PROBLEM DESCRIPTION
Print out every line, exactly as written.

* * * *

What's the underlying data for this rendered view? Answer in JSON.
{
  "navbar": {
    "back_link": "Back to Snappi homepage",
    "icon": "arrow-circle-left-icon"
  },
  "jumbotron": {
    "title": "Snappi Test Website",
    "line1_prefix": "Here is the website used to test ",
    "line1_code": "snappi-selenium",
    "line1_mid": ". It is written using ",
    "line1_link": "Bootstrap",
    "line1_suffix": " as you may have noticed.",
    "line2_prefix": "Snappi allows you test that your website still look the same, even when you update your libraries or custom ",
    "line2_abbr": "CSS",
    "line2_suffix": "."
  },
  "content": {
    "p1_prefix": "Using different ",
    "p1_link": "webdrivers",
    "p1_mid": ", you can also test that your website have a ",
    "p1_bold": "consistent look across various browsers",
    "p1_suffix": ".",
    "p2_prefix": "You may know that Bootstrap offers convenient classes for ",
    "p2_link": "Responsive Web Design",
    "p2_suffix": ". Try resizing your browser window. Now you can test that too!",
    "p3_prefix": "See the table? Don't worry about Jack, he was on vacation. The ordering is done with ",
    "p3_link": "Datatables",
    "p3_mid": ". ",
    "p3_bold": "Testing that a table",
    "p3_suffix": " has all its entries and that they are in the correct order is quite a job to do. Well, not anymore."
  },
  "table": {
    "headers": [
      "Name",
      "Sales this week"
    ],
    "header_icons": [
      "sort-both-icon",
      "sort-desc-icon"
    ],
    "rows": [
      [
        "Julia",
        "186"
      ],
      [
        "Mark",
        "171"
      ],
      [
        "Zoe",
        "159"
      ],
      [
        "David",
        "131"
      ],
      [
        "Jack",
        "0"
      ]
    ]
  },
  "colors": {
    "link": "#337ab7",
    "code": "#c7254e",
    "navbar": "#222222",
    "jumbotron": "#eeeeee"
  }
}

* * * *

RESULT OF THE TASK
What's the underlying data for this rendered view? Answer in JSON.
{
  "navbar": {
    "back_link": "Back to Snappi homepage",
    "icon": "arrow-circle-left-icon"
  },
  "jumbotron": {
    "title": "Snappi Test Website",
    "line1_prefix": "Here is the website used to test ",
    "line1_code": "snappi-selenium",
    "line1_mid": ". It is written using ",
    "line1_link": "Bootstrap",
    "line1_suffix": " as you may have noticed.",
    "line2_prefix": "Snappi allows you test that your website still look the same, even when you update your libraries or custom ",
    "line2_abbr": "CSS",
    "line2_suffix": "."
  },
  "content": {
    "p1_prefix": "Using different ",
    "p1_link": "webdrivers",
    "p1_mid": ", you can also test that your website have a ",
    "p1_bold": "consistent look across various browsers",
    "p1_suffix": ".",
    "p2_prefix": "You may know that Bootstrap offers convenient classes for ",
    "p2_link": "Responsive Web Design",
    "p2_suffix": ". Try resizing your browser window. Now you can test that too!",
    "p3_prefix": "See the table? Don't worry about Jack, he was on vacation. The ordering is done with ",
    "p3_link": "Datatables",
    "p3_mid": ". ",
    "p3_bold": "Testing that a table",
    "p3_suffix": " has all its entries and that they are in the correct order is quite a job to do. Well, not anymore."
  },
  "table": {
    "headers": [
      "Name",
      "Sales this week"
    ],
    "header_icons": [
      "sort-both-icon",
      "sort-desc-icon"
    ],
    "rows": [
      [
        "Julia",
        "186"
      ],
      [
        "Mark",
        "171"
      ],
      [
        "Zoe",
        "159"
      ],
      [
        "David",
        "131"
      ],
      [
        "Jack",
        "0"
      ]
    ]
  },
  "colors": {
    "link": "#337ab7",
    "code": "#c7254e",
    "navbar": "#222222",
    "jumbotron": "#eeeeee"
  }
}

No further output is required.